## Instructions to follow
Within the material below, count how many lines contain "miRNAs". Answer with only that number.

Information given: Begin

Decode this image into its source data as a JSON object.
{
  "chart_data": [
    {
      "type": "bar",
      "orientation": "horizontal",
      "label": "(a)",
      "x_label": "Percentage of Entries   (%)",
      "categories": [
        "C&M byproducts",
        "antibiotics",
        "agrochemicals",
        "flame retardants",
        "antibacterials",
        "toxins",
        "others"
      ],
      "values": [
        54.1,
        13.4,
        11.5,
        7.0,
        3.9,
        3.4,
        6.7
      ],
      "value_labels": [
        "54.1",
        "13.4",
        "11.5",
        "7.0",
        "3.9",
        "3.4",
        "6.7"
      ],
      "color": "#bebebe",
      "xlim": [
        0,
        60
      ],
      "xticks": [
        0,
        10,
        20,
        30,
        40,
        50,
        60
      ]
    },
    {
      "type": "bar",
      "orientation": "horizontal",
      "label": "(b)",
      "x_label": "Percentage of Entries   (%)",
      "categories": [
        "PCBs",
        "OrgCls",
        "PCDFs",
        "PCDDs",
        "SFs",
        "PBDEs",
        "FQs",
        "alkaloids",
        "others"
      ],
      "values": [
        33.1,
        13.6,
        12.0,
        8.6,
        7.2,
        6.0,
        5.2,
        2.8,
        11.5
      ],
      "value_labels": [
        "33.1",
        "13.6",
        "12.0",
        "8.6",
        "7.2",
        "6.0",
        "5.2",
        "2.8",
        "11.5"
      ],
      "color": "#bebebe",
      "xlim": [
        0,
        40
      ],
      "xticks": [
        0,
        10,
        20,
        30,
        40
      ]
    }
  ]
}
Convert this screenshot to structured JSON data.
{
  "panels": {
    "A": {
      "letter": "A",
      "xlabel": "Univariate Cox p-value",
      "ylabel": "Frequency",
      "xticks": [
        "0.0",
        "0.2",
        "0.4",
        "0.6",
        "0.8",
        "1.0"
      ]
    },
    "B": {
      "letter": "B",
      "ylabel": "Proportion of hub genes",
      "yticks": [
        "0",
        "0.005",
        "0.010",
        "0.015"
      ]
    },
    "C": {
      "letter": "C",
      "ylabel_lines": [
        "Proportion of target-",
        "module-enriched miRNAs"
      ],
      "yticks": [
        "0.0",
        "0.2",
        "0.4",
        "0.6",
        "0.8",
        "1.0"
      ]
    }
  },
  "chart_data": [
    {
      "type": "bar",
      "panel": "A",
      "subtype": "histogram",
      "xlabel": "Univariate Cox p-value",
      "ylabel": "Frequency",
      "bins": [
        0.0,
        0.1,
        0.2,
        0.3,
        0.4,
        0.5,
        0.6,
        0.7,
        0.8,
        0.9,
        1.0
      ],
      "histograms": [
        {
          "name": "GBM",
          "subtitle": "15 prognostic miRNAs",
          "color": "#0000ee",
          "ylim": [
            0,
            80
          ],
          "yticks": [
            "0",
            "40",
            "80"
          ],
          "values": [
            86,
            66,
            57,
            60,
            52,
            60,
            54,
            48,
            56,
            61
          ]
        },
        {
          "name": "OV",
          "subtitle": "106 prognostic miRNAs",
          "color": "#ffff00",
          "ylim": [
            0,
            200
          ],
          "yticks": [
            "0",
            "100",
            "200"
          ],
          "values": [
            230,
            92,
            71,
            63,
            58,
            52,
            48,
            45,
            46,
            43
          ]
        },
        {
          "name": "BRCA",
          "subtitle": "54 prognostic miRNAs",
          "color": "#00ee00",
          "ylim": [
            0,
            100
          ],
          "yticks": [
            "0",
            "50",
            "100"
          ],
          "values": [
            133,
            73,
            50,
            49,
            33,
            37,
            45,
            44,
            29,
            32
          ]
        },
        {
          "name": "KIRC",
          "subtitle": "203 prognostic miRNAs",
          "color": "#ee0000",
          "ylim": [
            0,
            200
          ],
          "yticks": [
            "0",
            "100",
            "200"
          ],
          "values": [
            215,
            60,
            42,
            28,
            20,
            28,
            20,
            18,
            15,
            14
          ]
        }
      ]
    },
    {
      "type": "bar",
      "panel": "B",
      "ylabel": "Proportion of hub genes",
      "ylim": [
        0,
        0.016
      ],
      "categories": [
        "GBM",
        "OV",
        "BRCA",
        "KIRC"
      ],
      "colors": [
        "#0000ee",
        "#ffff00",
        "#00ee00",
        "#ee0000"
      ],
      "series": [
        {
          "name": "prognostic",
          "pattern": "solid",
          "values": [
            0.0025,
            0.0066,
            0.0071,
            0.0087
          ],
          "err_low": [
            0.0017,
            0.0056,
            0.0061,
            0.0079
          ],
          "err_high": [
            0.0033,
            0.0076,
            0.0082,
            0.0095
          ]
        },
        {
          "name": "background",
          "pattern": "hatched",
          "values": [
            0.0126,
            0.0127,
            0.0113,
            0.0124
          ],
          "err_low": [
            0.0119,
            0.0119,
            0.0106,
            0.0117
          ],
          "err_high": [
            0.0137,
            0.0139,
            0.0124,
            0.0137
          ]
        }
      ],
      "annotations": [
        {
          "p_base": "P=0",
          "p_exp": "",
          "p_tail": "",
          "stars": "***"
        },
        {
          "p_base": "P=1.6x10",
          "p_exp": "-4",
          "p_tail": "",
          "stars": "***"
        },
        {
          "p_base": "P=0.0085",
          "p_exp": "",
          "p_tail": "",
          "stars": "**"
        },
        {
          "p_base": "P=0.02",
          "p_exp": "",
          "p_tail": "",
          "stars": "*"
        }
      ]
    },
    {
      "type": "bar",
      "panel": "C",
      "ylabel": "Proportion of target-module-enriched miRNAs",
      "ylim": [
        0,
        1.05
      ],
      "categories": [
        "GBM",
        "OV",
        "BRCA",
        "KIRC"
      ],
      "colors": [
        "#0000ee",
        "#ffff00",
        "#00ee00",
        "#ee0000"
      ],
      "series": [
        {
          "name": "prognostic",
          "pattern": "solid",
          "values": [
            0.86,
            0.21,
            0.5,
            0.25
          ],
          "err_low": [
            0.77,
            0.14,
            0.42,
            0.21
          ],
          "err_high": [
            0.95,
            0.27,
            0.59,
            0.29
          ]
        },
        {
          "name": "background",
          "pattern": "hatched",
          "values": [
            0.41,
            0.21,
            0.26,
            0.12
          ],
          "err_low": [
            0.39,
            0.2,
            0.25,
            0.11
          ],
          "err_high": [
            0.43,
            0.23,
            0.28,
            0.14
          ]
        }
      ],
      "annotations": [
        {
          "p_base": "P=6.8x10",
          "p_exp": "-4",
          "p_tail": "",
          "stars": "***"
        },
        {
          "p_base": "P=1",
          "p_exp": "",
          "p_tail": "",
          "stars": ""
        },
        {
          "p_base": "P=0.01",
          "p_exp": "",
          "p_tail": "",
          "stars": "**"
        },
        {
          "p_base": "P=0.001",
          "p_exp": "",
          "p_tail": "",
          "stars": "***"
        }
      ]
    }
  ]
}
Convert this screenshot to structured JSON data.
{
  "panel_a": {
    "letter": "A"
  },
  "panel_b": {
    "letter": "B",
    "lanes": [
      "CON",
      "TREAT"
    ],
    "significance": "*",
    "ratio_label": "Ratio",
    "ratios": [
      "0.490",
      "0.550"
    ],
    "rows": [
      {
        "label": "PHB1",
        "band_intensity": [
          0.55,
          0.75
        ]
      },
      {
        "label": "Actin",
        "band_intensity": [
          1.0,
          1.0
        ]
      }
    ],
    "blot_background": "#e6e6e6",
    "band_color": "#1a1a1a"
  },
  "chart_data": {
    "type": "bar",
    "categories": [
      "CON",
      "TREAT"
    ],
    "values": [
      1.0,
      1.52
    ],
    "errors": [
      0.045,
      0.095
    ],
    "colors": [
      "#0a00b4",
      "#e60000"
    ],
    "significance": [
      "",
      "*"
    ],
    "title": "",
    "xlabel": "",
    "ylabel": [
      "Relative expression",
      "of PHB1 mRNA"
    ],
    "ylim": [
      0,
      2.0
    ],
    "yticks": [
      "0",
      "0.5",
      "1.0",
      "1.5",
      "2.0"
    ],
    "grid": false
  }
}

Information given: End
Information given: Begin

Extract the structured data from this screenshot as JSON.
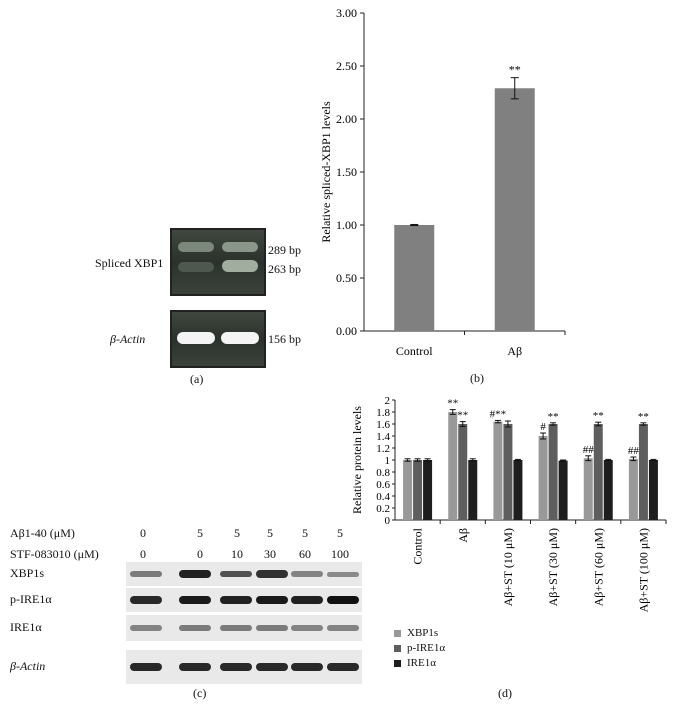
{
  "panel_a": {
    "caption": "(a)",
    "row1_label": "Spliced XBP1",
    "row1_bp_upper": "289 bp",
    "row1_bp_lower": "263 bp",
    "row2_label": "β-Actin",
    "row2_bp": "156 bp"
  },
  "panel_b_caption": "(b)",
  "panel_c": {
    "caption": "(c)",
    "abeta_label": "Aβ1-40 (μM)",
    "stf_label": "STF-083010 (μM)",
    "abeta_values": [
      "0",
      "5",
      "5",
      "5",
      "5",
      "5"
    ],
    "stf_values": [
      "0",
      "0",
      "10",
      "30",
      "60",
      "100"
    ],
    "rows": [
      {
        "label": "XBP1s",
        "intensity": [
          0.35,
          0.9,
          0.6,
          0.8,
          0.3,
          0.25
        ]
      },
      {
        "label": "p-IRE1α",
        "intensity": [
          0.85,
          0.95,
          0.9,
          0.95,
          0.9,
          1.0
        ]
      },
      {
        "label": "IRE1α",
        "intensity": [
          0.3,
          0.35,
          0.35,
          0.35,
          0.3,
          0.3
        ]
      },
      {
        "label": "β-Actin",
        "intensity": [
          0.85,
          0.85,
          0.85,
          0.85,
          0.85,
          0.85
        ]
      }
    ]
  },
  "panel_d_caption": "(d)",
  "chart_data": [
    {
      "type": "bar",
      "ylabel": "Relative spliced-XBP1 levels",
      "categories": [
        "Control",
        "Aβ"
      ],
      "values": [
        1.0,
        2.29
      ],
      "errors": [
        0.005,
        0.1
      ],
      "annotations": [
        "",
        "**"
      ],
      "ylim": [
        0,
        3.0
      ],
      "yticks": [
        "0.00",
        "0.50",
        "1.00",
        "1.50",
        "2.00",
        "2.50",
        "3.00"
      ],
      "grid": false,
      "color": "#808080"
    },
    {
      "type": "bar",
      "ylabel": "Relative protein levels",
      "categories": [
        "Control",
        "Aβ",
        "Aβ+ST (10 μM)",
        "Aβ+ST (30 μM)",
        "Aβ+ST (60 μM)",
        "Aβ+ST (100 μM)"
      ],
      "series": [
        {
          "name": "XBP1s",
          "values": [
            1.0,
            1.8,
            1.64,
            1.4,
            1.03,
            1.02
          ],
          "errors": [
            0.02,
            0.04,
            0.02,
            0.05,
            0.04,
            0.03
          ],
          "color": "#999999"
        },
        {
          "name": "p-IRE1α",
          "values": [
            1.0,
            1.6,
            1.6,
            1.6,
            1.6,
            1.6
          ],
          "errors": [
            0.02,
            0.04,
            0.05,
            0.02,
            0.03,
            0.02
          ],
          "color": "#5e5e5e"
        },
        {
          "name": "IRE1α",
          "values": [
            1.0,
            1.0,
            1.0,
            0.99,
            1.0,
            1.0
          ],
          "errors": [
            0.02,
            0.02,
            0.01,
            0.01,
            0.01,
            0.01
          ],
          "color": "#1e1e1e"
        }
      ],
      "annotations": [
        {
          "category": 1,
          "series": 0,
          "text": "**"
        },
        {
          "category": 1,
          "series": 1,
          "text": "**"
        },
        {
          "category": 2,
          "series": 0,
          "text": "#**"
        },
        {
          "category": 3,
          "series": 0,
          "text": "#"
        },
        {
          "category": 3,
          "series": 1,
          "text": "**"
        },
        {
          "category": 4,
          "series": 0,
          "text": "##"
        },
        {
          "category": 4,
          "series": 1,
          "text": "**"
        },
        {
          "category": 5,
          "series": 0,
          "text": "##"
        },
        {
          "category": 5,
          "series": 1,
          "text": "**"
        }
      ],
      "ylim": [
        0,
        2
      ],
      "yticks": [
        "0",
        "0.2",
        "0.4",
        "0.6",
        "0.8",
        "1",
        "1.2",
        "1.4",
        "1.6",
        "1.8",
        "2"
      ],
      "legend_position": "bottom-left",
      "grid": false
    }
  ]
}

Information given: End

## Written response
6